#### DATA LISTING
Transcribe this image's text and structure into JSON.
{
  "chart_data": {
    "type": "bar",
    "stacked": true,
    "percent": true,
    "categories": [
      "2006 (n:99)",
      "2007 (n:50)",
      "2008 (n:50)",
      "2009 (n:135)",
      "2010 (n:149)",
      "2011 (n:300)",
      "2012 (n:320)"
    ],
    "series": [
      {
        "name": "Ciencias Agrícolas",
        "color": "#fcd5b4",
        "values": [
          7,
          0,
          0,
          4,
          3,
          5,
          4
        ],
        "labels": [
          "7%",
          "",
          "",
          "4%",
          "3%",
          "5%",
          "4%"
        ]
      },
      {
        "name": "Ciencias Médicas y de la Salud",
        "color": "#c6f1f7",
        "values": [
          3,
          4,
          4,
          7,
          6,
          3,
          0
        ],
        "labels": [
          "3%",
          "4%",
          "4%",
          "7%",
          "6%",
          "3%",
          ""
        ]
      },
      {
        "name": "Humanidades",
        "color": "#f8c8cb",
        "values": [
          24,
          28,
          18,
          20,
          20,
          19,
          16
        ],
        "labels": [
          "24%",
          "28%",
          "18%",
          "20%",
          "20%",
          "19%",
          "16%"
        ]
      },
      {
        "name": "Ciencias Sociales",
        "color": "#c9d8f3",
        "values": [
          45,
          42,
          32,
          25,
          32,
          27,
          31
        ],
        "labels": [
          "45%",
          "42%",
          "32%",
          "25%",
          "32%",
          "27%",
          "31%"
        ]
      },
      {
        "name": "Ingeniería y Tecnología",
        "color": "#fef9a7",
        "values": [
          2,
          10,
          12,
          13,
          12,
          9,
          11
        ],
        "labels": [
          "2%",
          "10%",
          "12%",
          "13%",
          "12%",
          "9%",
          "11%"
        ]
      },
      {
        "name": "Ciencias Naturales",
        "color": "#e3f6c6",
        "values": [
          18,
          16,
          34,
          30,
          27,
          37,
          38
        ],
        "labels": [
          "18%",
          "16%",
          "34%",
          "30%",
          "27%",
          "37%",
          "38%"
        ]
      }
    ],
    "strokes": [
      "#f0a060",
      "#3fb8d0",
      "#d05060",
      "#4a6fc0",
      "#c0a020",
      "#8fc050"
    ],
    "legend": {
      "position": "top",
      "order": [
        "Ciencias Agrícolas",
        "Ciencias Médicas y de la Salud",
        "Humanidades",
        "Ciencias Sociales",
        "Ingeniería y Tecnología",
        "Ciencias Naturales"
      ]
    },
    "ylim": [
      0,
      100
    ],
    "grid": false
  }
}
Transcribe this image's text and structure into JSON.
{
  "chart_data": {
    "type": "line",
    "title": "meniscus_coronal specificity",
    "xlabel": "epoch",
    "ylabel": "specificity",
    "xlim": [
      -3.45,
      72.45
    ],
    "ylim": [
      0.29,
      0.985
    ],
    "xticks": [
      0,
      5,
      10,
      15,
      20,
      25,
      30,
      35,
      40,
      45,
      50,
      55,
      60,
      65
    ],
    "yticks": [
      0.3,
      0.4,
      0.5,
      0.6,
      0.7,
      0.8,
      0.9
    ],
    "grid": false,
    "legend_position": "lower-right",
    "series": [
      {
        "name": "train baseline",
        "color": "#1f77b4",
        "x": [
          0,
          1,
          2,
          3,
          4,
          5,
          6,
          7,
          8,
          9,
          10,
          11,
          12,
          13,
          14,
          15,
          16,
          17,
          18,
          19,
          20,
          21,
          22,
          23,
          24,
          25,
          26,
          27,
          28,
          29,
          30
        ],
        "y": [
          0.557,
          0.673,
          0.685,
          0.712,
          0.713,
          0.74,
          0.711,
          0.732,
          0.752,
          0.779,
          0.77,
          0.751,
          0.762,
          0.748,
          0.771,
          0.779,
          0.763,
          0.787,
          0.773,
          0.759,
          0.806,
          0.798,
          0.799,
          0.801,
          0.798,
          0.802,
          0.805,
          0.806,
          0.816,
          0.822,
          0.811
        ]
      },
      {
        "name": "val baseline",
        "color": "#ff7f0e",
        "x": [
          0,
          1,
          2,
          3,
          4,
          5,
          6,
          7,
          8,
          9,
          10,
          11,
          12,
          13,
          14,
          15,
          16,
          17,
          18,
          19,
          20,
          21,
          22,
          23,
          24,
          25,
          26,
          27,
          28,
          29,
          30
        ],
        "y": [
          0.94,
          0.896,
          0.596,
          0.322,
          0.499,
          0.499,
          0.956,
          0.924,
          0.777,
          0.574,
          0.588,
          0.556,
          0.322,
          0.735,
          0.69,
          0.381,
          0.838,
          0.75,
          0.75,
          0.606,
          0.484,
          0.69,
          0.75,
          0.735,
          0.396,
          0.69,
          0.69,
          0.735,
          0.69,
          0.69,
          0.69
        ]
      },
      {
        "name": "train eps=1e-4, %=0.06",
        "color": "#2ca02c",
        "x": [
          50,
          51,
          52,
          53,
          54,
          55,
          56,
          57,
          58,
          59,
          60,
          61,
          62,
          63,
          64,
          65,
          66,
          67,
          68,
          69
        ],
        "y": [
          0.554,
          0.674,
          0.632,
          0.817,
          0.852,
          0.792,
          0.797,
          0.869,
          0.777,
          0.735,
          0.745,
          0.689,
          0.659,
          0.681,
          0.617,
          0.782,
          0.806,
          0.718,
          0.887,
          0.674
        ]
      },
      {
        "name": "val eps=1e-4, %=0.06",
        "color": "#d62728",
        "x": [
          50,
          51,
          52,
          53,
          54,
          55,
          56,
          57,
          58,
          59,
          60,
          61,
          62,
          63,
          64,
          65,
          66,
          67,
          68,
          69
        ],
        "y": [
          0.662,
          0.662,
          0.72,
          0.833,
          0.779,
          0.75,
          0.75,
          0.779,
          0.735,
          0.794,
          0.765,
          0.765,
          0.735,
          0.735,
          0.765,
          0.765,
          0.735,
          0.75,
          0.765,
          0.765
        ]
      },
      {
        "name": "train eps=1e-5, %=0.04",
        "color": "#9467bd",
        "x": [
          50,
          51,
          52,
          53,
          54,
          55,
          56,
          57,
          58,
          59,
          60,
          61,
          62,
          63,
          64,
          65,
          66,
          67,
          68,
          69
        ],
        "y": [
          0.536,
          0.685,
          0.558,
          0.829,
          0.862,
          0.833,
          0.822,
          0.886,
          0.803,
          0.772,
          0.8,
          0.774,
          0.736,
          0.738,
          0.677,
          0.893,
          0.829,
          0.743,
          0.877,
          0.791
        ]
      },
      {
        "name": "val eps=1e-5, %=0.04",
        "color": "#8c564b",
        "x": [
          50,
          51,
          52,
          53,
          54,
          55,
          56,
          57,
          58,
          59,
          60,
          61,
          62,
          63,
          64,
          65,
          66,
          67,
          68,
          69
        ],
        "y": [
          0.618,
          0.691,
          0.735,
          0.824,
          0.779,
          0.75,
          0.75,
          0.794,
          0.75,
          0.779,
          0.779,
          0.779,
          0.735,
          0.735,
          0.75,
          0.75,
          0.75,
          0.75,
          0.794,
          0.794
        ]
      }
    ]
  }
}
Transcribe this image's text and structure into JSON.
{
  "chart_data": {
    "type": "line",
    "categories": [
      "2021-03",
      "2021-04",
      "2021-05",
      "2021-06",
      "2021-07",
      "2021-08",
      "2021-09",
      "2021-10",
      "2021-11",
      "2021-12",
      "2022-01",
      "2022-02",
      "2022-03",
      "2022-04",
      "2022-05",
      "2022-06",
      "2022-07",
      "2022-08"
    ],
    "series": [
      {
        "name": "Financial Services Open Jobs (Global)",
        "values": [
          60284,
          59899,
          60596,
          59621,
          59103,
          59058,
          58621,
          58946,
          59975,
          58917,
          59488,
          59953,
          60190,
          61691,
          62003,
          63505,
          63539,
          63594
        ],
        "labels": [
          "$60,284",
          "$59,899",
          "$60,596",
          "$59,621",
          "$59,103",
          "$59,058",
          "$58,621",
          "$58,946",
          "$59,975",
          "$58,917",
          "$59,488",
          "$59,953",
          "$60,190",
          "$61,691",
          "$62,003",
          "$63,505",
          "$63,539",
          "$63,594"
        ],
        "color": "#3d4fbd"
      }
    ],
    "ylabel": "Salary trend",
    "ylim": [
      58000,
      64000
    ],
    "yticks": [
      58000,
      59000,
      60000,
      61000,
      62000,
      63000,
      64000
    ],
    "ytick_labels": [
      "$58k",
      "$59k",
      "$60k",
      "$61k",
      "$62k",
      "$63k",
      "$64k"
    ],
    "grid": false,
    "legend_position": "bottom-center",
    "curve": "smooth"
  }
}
########
#### EXERCISE DESCRIPTION:
From the data above, show each line that contains "ylabel".

#### THE RESULT:
    "ylabel": "specificity",
    "ylabel": "Salary trend",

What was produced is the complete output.